* BEGIN MATERIAL FOR THIS TASK *

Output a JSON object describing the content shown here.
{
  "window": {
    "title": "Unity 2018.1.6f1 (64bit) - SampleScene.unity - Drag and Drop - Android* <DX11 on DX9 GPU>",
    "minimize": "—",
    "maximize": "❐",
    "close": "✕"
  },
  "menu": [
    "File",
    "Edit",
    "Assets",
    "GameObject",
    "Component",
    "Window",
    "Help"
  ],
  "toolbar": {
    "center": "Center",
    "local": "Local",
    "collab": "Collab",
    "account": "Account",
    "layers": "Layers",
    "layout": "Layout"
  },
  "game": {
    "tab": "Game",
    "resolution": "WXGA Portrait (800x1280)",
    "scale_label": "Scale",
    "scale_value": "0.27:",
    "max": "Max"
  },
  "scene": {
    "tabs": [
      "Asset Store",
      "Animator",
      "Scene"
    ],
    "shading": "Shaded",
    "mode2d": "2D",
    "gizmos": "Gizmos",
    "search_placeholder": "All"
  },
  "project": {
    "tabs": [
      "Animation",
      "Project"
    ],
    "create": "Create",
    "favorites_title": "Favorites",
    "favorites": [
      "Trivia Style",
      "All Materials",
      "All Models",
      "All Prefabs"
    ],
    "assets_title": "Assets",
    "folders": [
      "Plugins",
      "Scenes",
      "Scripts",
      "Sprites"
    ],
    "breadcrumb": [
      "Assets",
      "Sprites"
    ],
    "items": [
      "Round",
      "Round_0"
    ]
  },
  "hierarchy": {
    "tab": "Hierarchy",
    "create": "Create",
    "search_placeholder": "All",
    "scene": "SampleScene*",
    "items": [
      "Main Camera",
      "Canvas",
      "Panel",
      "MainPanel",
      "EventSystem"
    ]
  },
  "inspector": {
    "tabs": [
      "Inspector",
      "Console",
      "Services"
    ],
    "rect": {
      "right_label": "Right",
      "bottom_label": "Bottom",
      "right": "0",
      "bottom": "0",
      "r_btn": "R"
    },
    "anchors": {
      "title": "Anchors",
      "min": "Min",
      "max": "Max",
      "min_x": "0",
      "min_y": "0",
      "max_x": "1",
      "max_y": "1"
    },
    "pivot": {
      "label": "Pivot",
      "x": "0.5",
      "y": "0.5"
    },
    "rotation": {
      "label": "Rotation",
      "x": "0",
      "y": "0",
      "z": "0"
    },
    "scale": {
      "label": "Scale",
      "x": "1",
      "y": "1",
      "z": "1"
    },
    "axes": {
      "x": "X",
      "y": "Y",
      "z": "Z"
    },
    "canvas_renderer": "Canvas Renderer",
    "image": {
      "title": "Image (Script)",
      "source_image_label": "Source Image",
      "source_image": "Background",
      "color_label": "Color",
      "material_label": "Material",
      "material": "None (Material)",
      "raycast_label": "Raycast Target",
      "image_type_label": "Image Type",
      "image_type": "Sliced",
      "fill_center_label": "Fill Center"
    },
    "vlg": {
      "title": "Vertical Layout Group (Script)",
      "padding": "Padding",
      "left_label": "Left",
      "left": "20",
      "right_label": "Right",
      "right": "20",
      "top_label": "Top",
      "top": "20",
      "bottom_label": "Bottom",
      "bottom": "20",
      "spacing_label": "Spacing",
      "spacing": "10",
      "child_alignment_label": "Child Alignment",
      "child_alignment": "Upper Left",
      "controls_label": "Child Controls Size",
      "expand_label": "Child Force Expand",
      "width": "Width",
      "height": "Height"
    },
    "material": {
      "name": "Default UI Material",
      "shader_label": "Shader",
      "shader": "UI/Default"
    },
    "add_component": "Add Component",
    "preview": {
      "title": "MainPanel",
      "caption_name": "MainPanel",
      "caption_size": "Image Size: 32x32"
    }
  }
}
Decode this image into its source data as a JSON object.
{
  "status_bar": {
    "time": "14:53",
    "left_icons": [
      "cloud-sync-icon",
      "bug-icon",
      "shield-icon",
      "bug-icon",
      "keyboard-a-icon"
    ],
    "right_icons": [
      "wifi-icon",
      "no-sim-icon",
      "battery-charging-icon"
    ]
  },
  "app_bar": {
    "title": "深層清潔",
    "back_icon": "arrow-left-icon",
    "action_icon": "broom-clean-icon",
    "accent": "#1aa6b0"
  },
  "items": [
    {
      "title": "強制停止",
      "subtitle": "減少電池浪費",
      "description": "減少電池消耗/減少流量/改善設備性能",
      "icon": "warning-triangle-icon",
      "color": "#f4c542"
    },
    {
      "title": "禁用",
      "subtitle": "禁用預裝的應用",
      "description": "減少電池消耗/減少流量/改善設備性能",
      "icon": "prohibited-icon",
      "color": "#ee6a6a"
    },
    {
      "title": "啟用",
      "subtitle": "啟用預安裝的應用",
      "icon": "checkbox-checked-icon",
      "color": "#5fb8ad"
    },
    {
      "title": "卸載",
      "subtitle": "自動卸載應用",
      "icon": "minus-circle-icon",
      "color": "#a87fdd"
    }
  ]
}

* END MATERIAL FOR THIS TASK *

STATED TASK: Set down, exactly and in full, the lines from the one containing "Decode this image" through the end of the entries; no other line belongs.

FULL RESPONSE:
Decode this image into its source data as a JSON object.
{
  "status_bar": {
    "time": "14:53",
    "left_icons": [
      "cloud-sync-icon",
      "bug-icon",
      "shield-icon",
      "bug-icon",
      "keyboard-a-icon"
    ],
    "right_icons": [
      "wifi-icon",
      "no-sim-icon",
      "battery-charging-icon"
    ]
  },
  "app_bar": {
    "title": "深層清潔",
    "back_icon": "arrow-left-icon",
    "action_icon": "broom-clean-icon",
    "accent": "#1aa6b0"
  },
  "items": [
    {
      "title": "強制停止",
      "subtitle": "減少電池浪費",
      "description": "減少電池消耗/減少流量/改善設備性能",
      "icon": "warning-triangle-icon",
      "color": "#f4c542"
    },
    {
      "title": "禁用",
      "subtitle": "禁用預裝的應用",
      "description": "減少電池消耗/減少流量/改善設備性能",
      "icon": "prohibited-icon",
      "color": "#ee6a6a"
    },
    {
      "title": "啟用",
      "subtitle": "啟用預安裝的應用",
      "icon": "checkbox-checked-icon",
      "color": "#5fb8ad"
    },
    {
      "title": "卸載",
      "subtitle": "自動卸載應用",
      "icon": "minus-circle-icon",
      "color": "#a87fdd"
    }
  ]
}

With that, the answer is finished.